_What needs to be done_:
Every record below should be written out exactly; pictures stay out.

_Material for the task_:
** begin **

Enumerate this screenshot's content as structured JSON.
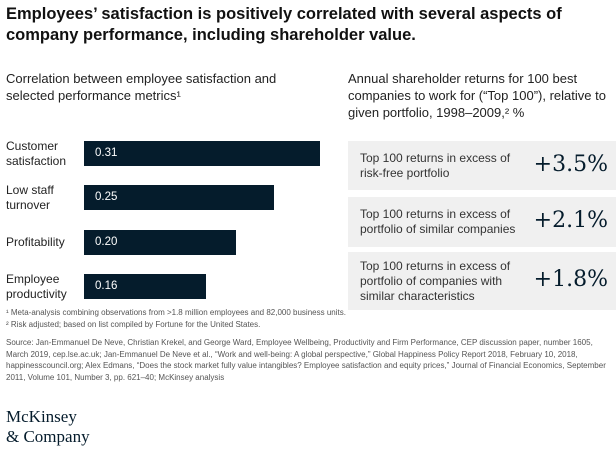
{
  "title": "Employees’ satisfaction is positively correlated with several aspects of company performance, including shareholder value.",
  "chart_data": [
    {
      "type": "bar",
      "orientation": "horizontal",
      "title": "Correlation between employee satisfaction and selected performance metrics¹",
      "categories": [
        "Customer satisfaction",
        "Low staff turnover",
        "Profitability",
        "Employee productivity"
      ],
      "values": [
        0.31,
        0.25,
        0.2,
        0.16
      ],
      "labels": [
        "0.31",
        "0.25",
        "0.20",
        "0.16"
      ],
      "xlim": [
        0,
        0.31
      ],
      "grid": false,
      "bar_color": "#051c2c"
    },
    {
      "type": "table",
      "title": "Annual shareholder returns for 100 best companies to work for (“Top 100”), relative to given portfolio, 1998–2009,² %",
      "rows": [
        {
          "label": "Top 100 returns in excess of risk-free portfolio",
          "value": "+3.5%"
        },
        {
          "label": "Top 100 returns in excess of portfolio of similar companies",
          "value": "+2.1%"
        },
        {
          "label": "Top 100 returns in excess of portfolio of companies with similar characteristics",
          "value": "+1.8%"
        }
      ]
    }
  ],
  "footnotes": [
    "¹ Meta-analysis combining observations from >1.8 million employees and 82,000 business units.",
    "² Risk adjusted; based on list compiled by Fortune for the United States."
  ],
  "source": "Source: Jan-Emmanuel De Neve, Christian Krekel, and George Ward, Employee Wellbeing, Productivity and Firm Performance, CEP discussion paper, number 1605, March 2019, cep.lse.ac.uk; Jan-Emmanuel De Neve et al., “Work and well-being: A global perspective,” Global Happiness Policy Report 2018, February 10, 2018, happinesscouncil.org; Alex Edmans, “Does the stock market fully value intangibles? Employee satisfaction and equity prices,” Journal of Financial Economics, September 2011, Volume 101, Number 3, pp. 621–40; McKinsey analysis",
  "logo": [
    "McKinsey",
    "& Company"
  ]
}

** end **

_Output of the exercise_:
Enumerate this screenshot's content as structured JSON.
{
  "title": "Employees’ satisfaction is positively correlated with several aspects of company performance, including shareholder value.",
  "chart_data": [
    {
      "type": "bar",
      "orientation": "horizontal",
      "title": "Correlation between employee satisfaction and selected performance metrics¹",
      "categories": [
        "Customer satisfaction",
        "Low staff turnover",
        "Profitability",
        "Employee productivity"
      ],
      "values": [
        0.31,
        0.25,
        0.2,
        0.16
      ],
      "labels": [
        "0.31",
        "0.25",
        "0.20",
        "0.16"
      ],
      "xlim": [
        0,
        0.31
      ],
      "grid": false,
      "bar_color": "#051c2c"
    },
    {
      "type": "table",
      "title": "Annual shareholder returns for 100 best companies to work for (“Top 100”), relative to given portfolio, 1998–2009,² %",
      "rows": [
        {
          "label": "Top 100 returns in excess of risk-free portfolio",
          "value": "+3.5%"
        },
        {
          "label": "Top 100 returns in excess of portfolio of similar companies",
          "value": "+2.1%"
        },
        {
          "label": "Top 100 returns in excess of portfolio of companies with similar characteristics",
          "value": "+1.8%"
        }
      ]
    }
  ],
  "footnotes": [
    "¹ Meta-analysis combining observations from >1.8 million employees and 82,000 business units.",
    "² Risk adjusted; based on list compiled by Fortune for the United States."
  ],
  "source": "Source: Jan-Emmanuel De Neve, Christian Krekel, and George Ward, Employee Wellbeing, Productivity and Firm Performance, CEP discussion paper, number 1605, March 2019, cep.lse.ac.uk; Jan-Emmanuel De Neve et al., “Work and well-being: A global perspective,” Global Happiness Policy Report 2018, February 10, 2018, happinesscouncil.org; Alex Edmans, “Does the stock market fully value intangibles? Employee satisfaction and equity prices,” Journal of Financial Economics, September 2011, Volume 101, Number 3, pp. 621–40; McKinsey analysis",
  "logo": [
    "McKinsey",
    "& Company"
  ]
}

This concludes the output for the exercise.